• Data excerpts:
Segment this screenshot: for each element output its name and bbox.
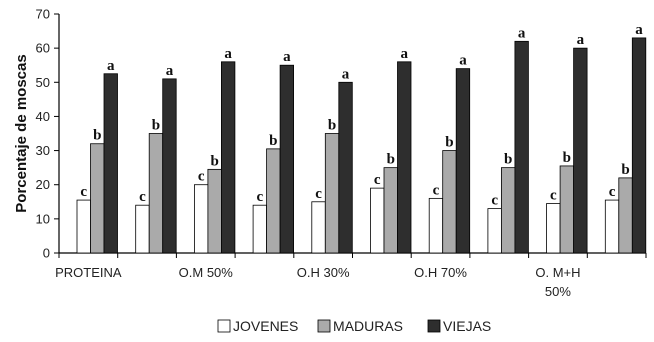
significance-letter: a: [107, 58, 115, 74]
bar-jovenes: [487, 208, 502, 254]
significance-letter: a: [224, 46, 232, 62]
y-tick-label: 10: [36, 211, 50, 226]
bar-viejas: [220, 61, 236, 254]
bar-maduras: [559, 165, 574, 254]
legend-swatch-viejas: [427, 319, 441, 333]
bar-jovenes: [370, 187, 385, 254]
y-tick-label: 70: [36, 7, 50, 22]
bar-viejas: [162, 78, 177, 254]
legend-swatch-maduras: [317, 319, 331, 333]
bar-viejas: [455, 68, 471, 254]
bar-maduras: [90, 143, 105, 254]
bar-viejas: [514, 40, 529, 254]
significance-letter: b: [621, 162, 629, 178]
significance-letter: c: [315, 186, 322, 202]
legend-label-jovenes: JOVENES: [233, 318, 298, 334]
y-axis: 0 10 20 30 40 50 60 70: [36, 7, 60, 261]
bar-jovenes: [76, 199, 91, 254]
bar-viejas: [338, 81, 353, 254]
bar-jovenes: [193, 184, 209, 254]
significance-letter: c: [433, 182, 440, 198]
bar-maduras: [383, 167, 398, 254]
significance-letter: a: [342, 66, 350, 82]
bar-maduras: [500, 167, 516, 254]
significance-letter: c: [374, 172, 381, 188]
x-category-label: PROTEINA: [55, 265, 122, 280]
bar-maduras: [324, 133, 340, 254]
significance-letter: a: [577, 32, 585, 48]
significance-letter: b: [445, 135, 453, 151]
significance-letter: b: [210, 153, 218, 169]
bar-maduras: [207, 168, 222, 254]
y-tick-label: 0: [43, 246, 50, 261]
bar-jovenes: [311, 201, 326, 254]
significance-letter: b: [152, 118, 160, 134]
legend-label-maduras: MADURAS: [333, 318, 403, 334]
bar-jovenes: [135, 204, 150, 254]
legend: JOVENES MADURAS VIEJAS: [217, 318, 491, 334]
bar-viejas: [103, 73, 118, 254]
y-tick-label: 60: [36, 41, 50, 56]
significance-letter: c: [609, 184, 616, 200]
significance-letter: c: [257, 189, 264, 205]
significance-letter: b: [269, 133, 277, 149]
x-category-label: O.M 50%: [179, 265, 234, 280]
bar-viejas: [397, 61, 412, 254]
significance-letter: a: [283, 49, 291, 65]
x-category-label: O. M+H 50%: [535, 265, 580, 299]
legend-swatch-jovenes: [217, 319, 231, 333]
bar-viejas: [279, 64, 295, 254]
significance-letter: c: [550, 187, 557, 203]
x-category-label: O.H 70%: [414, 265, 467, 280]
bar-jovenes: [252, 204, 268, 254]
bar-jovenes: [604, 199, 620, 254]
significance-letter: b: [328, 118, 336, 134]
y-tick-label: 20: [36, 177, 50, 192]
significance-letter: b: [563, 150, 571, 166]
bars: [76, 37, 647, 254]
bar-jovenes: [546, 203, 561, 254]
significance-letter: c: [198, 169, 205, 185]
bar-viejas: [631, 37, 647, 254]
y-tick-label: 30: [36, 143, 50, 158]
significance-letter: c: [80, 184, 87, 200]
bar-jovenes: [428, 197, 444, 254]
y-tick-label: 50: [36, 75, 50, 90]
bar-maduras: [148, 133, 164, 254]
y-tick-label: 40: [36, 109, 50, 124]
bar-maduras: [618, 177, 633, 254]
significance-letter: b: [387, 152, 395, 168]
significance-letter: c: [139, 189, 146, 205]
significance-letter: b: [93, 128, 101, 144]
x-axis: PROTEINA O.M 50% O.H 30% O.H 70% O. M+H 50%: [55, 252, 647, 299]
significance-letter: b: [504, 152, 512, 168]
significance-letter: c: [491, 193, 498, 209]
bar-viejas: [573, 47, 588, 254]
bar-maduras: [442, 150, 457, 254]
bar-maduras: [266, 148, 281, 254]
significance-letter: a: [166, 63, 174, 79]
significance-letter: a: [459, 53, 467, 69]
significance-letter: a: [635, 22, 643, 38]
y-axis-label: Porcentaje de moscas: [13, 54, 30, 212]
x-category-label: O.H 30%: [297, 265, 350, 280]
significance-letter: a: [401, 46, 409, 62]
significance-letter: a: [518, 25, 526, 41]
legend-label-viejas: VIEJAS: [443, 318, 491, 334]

==

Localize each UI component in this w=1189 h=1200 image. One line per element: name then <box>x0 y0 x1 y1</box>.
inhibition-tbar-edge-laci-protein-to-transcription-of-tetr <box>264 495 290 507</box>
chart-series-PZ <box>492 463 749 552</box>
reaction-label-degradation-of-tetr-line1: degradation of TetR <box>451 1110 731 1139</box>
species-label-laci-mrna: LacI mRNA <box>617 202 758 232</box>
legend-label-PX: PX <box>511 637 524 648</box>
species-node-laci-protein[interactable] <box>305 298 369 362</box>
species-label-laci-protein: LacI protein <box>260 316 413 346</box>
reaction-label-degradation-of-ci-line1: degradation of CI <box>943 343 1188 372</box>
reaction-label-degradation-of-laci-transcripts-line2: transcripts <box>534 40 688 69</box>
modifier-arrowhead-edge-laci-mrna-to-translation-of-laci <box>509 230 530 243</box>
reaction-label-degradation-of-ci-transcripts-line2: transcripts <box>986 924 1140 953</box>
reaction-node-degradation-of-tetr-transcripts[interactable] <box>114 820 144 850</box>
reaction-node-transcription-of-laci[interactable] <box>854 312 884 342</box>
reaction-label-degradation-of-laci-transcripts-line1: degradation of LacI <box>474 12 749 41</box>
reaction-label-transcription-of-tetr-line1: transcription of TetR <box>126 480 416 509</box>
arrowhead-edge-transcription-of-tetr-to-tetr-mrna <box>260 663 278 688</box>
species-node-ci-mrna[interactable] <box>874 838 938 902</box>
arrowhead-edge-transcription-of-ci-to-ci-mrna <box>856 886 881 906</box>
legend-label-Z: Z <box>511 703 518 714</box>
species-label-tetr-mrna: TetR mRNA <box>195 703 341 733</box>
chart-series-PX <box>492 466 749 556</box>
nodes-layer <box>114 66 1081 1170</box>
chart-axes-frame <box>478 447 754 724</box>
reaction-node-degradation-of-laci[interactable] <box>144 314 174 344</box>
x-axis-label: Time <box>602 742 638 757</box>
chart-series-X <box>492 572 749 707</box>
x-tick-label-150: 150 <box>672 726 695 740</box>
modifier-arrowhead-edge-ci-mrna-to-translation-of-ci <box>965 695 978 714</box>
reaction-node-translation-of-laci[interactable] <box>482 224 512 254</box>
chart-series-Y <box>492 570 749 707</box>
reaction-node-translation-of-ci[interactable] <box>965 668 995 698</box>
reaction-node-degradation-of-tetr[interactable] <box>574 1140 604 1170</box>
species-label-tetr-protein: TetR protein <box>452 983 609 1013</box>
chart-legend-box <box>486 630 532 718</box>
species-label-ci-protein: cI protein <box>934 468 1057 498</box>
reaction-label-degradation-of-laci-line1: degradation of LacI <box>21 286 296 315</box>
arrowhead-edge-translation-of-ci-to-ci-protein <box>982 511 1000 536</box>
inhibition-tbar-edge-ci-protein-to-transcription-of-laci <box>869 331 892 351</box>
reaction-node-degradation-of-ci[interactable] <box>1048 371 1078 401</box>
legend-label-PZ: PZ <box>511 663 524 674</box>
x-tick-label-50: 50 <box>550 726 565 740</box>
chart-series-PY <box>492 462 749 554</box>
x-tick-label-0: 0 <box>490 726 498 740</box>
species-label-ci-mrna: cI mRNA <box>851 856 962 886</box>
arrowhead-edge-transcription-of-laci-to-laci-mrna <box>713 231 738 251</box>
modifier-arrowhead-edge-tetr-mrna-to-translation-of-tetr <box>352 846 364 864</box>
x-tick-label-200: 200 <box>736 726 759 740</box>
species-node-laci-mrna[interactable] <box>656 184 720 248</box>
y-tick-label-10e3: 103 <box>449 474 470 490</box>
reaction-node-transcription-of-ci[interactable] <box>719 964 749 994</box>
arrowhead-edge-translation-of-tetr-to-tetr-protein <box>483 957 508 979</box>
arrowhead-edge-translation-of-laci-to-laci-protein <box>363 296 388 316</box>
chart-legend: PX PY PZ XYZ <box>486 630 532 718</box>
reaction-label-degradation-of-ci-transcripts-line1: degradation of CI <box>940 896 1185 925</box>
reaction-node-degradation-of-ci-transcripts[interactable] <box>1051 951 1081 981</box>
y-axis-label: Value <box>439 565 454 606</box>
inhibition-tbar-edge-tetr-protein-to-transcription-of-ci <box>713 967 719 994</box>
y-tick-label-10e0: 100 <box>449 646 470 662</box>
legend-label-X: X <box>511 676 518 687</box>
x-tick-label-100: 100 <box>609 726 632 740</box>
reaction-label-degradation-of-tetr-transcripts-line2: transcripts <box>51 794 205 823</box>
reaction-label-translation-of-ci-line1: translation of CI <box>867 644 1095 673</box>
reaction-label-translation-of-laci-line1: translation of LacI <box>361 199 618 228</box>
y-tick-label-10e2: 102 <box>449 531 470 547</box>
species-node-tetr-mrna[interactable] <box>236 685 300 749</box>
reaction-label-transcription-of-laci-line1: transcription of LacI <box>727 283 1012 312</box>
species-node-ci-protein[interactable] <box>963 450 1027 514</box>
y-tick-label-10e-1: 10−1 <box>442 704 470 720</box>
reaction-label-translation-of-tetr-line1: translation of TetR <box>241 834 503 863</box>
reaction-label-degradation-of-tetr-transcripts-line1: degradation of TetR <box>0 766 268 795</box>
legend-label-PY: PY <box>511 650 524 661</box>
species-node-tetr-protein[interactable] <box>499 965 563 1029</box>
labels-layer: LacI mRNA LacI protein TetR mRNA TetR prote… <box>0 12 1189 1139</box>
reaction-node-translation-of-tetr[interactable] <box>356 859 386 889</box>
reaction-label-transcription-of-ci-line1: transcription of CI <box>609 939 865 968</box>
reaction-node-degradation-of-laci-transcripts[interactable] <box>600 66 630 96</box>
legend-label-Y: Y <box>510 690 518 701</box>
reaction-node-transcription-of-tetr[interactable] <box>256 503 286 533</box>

---

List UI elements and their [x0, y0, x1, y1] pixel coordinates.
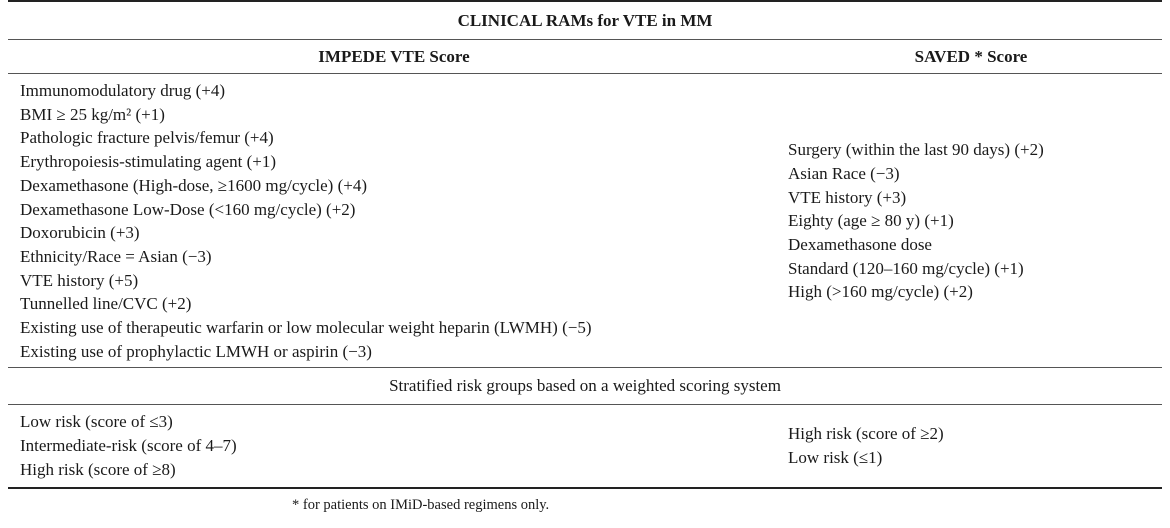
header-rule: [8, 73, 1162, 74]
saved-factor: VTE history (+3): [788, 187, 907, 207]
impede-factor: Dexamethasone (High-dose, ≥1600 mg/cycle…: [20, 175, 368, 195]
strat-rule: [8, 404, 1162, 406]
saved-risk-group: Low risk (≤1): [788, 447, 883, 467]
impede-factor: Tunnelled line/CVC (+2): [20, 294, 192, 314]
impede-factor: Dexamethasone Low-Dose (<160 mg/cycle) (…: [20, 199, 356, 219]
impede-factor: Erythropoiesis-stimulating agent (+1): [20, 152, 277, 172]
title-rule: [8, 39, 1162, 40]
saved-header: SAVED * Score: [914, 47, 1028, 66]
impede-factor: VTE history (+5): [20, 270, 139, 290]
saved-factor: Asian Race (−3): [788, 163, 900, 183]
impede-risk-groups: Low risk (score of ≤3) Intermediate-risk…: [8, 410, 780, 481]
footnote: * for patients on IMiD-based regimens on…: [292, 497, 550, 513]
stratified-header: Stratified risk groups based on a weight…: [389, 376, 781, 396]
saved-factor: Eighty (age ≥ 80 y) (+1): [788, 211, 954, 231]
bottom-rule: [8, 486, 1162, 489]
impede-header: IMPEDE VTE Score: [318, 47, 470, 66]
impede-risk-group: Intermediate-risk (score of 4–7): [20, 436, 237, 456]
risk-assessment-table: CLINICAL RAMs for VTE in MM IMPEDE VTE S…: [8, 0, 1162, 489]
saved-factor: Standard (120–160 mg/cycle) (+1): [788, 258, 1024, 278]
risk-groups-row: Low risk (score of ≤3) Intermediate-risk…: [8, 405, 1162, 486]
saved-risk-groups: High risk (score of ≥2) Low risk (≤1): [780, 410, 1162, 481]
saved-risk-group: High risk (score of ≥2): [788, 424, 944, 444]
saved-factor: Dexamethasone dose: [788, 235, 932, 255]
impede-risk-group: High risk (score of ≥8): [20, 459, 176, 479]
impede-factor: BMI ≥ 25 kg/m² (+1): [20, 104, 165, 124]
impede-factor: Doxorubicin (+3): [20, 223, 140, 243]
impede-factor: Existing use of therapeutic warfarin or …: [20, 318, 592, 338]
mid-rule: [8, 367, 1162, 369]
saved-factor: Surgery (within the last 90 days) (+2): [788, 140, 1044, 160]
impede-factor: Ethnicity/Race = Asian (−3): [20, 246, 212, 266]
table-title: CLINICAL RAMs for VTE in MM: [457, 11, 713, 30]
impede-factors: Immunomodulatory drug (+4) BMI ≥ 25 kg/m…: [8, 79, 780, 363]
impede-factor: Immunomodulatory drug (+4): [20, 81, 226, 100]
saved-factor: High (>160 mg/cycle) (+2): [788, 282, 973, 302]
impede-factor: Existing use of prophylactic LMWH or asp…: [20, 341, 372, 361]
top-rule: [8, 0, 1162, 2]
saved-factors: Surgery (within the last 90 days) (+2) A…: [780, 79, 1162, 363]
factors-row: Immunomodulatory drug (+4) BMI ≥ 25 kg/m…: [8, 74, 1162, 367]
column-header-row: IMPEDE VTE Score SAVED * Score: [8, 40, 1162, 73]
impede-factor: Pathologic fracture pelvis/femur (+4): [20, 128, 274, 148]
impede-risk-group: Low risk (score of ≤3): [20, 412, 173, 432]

• Instructions to follow:
Look through the entries. Copy out each line with "history" in it.

• Written solution:
saved-factor: VTE history (+3): [788, 187, 907, 207]
impede-factor: VTE history (+5): [20, 270, 139, 290]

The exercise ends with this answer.